#### TASK DESCRIPTION:
Wherever a line holds the string "background", copy that line.

▬▬▬▬▬▬▬▬▬▬

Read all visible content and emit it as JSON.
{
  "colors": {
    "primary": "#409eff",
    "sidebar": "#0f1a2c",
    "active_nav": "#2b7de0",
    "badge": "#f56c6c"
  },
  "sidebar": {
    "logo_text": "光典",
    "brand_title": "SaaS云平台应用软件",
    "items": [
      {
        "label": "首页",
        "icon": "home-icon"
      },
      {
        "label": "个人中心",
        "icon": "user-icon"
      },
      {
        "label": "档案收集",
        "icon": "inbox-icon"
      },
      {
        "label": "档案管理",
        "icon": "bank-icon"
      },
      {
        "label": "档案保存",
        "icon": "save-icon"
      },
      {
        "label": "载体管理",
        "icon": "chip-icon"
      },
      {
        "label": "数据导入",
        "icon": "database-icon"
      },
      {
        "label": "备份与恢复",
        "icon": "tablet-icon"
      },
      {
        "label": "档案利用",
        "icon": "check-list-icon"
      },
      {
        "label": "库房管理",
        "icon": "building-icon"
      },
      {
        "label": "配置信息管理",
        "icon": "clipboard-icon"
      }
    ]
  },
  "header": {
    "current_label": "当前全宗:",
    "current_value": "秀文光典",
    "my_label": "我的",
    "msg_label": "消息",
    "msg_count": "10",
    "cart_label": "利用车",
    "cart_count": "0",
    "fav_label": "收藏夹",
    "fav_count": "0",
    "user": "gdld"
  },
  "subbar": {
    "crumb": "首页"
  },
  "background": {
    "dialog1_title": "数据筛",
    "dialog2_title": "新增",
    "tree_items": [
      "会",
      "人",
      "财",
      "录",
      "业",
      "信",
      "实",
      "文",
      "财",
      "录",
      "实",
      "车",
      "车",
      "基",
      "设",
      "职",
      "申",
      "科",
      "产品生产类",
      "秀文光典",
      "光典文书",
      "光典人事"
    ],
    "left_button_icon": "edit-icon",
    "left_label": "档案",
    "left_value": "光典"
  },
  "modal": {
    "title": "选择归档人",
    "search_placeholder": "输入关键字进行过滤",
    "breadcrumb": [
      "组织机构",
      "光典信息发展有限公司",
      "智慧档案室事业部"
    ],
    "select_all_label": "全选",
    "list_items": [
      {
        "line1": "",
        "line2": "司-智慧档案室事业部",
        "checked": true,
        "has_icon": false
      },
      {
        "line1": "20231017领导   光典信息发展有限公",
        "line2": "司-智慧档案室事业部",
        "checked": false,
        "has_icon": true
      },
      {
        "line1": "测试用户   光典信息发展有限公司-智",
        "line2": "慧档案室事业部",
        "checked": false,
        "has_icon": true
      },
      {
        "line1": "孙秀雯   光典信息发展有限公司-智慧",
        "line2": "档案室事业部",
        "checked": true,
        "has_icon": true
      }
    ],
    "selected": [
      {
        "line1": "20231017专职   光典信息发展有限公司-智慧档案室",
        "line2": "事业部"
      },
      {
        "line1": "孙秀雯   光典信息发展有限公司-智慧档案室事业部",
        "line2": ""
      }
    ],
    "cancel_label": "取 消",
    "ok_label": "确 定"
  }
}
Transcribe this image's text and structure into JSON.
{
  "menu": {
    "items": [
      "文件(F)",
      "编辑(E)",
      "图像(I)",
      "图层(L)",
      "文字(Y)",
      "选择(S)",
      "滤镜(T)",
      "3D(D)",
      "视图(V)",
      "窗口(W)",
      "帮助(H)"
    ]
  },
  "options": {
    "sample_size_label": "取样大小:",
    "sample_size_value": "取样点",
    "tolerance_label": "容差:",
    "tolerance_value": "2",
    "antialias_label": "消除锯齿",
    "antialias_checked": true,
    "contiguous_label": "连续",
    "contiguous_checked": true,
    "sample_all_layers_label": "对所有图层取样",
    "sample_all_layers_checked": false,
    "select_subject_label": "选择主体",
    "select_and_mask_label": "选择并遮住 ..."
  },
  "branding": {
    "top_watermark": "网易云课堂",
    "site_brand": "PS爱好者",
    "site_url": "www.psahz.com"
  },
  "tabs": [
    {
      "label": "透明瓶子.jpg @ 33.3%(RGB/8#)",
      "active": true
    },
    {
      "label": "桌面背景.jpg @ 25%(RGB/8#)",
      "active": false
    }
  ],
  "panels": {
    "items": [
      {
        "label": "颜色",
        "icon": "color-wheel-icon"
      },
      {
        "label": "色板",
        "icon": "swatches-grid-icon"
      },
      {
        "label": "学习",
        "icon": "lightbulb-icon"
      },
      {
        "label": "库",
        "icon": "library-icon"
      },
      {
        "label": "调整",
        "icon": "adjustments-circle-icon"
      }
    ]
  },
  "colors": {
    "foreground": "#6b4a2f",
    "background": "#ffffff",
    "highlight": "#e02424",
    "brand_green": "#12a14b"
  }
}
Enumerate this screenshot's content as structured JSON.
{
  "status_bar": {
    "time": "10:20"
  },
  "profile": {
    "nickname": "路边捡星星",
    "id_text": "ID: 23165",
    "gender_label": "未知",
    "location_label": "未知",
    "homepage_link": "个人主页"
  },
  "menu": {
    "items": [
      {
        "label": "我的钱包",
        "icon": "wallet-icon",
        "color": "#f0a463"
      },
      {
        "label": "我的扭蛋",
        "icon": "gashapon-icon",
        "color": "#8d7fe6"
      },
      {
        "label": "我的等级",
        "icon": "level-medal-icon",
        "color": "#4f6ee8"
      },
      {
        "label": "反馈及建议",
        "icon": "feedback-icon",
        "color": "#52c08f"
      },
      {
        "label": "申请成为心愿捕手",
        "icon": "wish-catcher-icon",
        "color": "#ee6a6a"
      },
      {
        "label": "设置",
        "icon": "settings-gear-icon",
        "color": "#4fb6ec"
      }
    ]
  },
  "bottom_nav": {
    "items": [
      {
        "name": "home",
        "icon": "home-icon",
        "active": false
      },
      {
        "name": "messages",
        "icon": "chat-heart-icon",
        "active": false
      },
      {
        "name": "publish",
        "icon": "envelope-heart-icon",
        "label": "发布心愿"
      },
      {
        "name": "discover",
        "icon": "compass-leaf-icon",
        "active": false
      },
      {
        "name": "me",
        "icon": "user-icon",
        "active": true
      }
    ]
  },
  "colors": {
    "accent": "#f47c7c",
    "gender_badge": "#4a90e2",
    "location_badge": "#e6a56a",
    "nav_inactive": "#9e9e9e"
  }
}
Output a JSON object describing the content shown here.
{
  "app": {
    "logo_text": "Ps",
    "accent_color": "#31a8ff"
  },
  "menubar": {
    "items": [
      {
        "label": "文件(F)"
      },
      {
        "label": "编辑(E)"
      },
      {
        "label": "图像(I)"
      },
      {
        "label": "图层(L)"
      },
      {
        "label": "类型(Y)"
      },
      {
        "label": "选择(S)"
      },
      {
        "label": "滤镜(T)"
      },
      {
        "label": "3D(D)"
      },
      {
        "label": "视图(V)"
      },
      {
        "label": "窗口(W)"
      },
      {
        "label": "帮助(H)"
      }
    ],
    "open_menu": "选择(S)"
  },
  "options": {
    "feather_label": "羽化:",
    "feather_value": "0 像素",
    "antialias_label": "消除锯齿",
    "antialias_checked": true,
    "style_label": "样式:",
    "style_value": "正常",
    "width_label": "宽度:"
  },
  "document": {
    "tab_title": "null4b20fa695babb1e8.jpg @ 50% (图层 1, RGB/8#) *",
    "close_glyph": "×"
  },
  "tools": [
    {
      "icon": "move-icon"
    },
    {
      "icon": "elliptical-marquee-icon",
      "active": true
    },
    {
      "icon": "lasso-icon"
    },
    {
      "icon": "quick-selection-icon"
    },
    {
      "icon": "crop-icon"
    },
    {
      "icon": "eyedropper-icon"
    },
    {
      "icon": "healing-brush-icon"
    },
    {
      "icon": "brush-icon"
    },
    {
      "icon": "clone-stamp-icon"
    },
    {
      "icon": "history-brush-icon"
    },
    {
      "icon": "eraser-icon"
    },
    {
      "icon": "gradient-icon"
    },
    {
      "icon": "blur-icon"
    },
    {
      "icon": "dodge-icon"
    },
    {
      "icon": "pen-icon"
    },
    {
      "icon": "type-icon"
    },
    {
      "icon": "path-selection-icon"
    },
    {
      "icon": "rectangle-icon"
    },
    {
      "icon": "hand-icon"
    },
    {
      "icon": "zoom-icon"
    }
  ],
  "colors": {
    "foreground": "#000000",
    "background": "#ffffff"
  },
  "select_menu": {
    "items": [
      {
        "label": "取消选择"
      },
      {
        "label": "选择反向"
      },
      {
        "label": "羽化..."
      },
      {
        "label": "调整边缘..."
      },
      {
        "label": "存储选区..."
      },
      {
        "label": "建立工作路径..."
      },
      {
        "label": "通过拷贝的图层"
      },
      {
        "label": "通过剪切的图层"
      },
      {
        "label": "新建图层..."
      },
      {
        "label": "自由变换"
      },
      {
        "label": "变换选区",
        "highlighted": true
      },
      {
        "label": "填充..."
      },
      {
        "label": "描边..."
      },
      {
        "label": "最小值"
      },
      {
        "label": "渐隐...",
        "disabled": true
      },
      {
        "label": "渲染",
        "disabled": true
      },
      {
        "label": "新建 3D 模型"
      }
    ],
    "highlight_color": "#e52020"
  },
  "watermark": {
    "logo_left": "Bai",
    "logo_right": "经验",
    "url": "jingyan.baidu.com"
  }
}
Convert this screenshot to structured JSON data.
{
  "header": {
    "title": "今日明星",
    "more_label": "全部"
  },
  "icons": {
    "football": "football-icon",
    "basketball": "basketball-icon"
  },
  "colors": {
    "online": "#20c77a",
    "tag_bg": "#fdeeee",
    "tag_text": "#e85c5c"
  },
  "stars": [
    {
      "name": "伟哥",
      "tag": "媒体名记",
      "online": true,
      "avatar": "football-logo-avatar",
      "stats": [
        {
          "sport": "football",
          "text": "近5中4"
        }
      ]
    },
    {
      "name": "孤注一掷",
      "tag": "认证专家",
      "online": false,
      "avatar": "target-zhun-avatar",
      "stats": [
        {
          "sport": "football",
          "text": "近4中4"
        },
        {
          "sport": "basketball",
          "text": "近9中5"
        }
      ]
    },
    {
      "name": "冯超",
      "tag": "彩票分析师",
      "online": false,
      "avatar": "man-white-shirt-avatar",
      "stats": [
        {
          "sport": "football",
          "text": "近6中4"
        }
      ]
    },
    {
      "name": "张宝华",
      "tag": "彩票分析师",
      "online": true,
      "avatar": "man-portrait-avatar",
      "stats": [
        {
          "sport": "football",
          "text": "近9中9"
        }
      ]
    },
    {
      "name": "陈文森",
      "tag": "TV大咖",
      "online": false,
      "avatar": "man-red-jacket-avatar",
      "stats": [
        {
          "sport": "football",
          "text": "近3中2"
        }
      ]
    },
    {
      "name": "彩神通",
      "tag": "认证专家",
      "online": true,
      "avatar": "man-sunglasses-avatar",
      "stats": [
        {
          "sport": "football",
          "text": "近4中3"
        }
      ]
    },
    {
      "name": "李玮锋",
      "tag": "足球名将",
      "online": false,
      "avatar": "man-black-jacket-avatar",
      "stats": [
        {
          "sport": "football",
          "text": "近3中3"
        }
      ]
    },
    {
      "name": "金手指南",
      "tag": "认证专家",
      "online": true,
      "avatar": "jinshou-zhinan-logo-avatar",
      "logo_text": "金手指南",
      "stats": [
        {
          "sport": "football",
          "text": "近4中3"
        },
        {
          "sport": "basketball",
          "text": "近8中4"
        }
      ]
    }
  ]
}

▬▬▬▬▬▬▬▬▬▬

#### CORRECT RESPONSE:
  "background": {
    "background": "#ffffff",
    "background": "#ffffff"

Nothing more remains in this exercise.